● Exercise details
Without the pictures, write out all the lines below exactly as they appear.
-- Input data start --
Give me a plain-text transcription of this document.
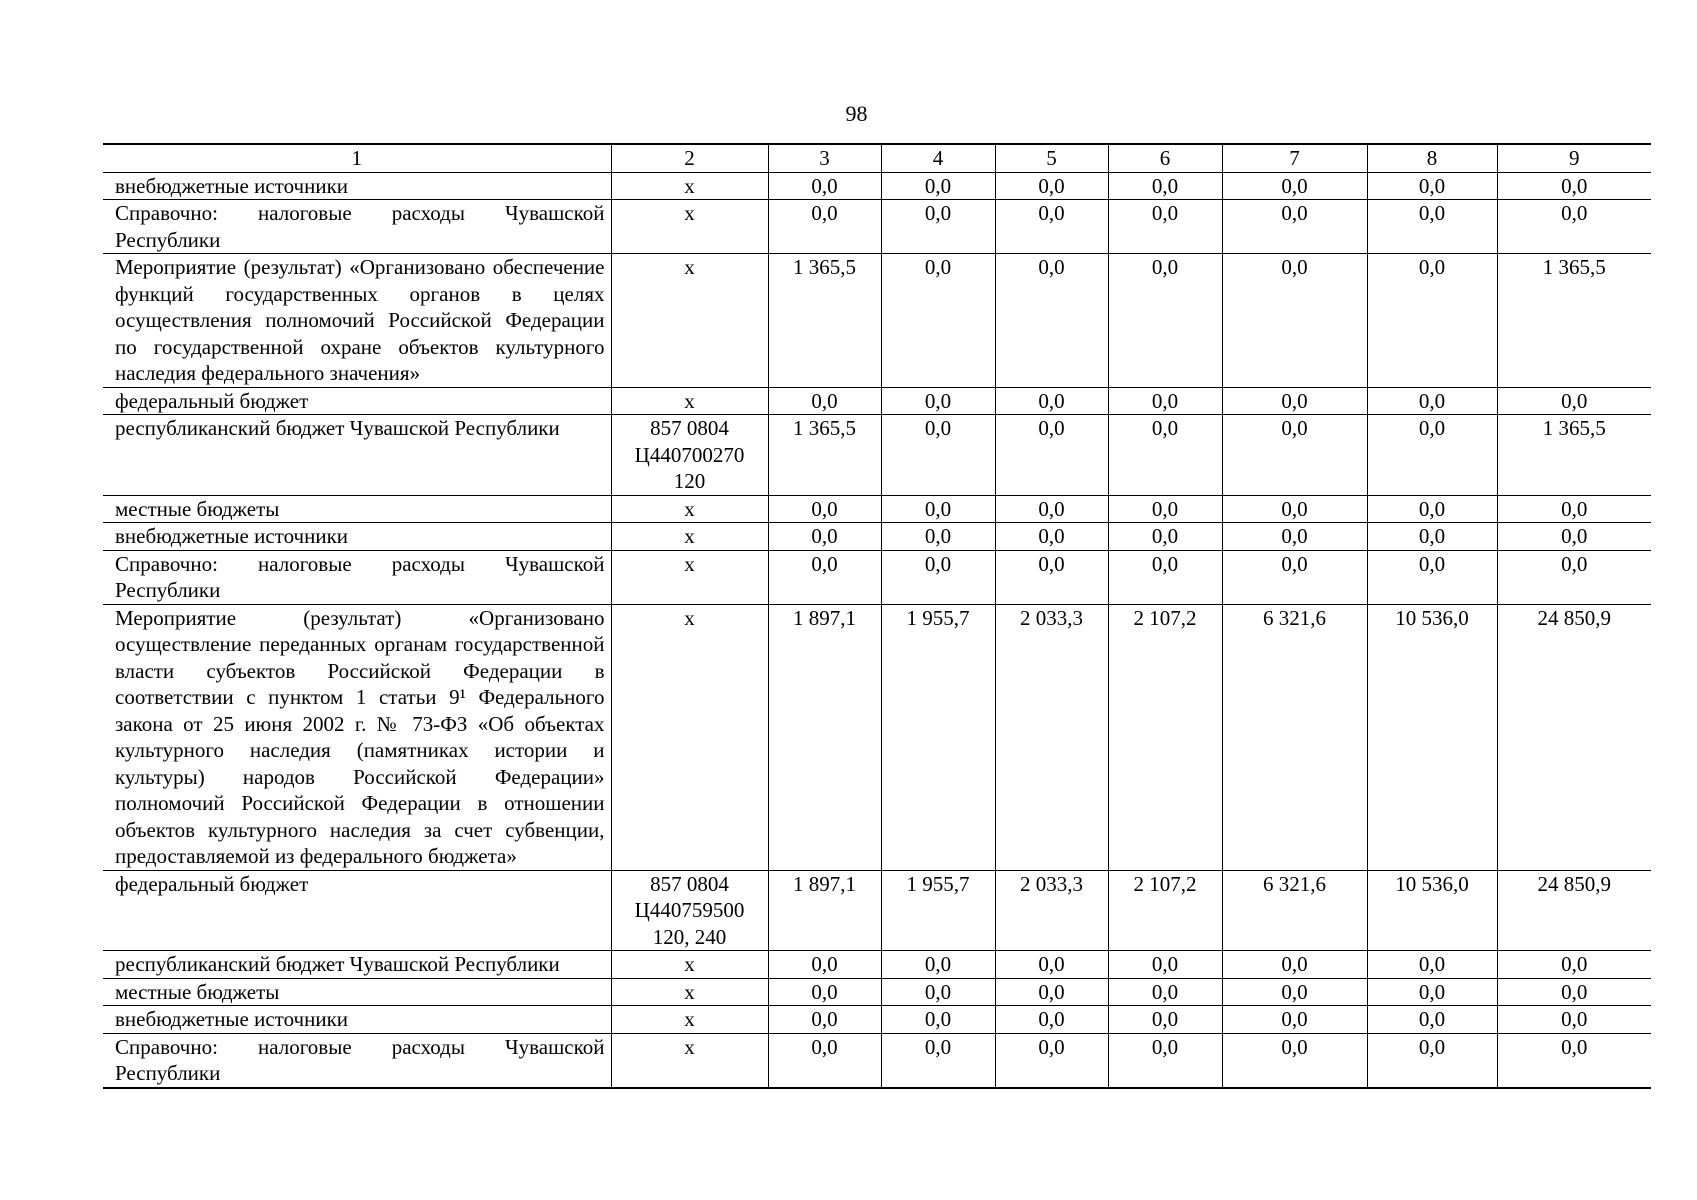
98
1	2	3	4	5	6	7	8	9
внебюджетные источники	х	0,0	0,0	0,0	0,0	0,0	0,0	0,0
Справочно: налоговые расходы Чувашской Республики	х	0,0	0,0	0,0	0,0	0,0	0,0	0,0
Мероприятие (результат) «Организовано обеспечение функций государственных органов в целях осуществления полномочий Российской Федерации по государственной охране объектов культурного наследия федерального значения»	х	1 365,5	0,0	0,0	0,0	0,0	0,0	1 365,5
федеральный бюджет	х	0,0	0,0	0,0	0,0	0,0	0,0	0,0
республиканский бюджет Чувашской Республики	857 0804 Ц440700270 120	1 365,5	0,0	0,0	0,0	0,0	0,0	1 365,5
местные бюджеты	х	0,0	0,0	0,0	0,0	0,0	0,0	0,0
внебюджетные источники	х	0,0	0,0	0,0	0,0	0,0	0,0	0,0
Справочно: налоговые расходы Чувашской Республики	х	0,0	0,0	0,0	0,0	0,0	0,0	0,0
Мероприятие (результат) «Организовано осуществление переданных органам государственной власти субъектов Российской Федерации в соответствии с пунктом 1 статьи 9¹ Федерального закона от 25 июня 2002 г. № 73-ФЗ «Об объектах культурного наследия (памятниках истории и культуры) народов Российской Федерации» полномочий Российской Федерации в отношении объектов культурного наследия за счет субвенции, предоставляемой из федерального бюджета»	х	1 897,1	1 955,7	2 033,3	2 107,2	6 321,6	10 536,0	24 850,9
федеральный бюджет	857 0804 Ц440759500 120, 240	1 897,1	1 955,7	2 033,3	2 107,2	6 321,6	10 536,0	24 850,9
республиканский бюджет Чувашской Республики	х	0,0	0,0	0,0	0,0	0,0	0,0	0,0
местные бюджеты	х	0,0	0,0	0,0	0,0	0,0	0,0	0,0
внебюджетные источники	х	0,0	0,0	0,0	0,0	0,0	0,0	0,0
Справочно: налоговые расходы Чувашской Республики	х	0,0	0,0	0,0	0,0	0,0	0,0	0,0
-- Input data end --
● Worked solution
Give me a plain-text transcription of this document.
98
1	2	3	4	5	6	7	8	9
внебюджетные источники	х	0,0	0,0	0,0	0,0	0,0	0,0	0,0
Справочно: налоговые расходы Чувашской Республики	х	0,0	0,0	0,0	0,0	0,0	0,0	0,0
Мероприятие (результат) «Организовано обеспечение функций государственных органов в целях осуществления полномочий Российской Федерации по государственной охране объектов культурного наследия федерального значения»	х	1 365,5	0,0	0,0	0,0	0,0	0,0	1 365,5
федеральный бюджет	х	0,0	0,0	0,0	0,0	0,0	0,0	0,0
республиканский бюджет Чувашской Республики	857 0804 Ц440700270 120	1 365,5	0,0	0,0	0,0	0,0	0,0	1 365,5
местные бюджеты	х	0,0	0,0	0,0	0,0	0,0	0,0	0,0
внебюджетные источники	х	0,0	0,0	0,0	0,0	0,0	0,0	0,0
Справочно: налоговые расходы Чувашской Республики	х	0,0	0,0	0,0	0,0	0,0	0,0	0,0
Мероприятие (результат) «Организовано осуществление переданных органам государственной власти субъектов Российской Федерации в соответствии с пунктом 1 статьи 9¹ Федерального закона от 25 июня 2002 г. № 73-ФЗ «Об объектах культурного наследия (памятниках истории и культуры) народов Российской Федерации» полномочий Российской Федерации в отношении объектов культурного наследия за счет субвенции, предоставляемой из федерального бюджета»	х	1 897,1	1 955,7	2 033,3	2 107,2	6 321,6	10 536,0	24 850,9
федеральный бюджет	857 0804 Ц440759500 120, 240	1 897,1	1 955,7	2 033,3	2 107,2	6 321,6	10 536,0	24 850,9
республиканский бюджет Чувашской Республики	х	0,0	0,0	0,0	0,0	0,0	0,0	0,0
местные бюджеты	х	0,0	0,0	0,0	0,0	0,0	0,0	0,0
внебюджетные источники	х	0,0	0,0	0,0	0,0	0,0	0,0	0,0
Справочно: налоговые расходы Чувашской Республики	х	0,0	0,0	0,0	0,0	0,0	0,0	0,0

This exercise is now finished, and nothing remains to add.